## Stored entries
— begin —

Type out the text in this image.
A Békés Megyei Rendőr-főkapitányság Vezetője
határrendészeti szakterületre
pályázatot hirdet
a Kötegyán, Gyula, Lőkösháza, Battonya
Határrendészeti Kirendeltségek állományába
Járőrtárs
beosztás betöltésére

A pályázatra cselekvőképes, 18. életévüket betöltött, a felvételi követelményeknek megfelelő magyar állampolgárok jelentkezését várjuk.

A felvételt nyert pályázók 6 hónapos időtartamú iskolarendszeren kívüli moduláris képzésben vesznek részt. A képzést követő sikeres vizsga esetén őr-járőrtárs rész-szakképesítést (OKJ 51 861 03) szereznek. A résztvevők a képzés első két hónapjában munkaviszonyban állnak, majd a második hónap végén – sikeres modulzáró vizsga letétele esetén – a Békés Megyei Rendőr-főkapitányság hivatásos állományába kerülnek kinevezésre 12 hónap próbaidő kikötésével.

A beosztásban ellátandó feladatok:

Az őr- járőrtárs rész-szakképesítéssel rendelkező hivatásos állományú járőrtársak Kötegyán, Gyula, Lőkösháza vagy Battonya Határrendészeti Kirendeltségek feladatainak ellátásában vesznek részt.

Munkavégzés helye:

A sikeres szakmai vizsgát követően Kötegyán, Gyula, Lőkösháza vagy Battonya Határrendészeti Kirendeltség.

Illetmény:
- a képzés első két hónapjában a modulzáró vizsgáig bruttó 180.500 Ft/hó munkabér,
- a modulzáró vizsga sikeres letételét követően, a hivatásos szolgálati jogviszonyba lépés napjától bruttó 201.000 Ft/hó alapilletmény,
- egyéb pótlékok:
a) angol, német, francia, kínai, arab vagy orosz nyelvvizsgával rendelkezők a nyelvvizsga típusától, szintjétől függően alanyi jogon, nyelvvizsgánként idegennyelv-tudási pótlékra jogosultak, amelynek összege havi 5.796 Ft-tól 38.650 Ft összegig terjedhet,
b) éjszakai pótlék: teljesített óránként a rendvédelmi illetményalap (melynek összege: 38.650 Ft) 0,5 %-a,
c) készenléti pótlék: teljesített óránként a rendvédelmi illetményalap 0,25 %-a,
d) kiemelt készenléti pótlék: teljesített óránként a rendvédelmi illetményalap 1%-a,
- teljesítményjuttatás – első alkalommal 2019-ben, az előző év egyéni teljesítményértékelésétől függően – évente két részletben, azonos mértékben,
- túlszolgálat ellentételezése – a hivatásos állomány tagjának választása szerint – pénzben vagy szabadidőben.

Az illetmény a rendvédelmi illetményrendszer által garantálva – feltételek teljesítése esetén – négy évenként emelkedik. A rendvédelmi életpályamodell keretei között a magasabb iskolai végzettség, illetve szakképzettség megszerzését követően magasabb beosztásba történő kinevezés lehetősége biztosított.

— end —

## Task brief
Scan the records above for the string "vagy", then report every line that contains it.

## Final answer
Az őr- járőrtárs rész-szakképesítéssel rendelkező hivatásos állományú járőrtársak Kötegyán, Gyula, Lőkösháza vagy Battonya Határrendészeti Kirendeltségek feladatainak ellátásában vesznek részt.
A sikeres szakmai vizsgát követően Kötegyán, Gyula, Lőkösháza vagy Battonya Határrendészeti Kirendeltség.
a) angol, német, francia, kínai, arab vagy orosz nyelvvizsgával rendelkezők a nyelvvizsga típusától, szintjétől függően alanyi jogon, nyelvvizsgánként idegennyelv-tudási pótlékra jogosultak, amelynek összege havi 5.796 Ft-tól 38.650 Ft összegig terjedhet,
- túlszolgálat ellentételezése – a hivatásos állomány tagjának választása szerint – pénzben vagy szabadidőben.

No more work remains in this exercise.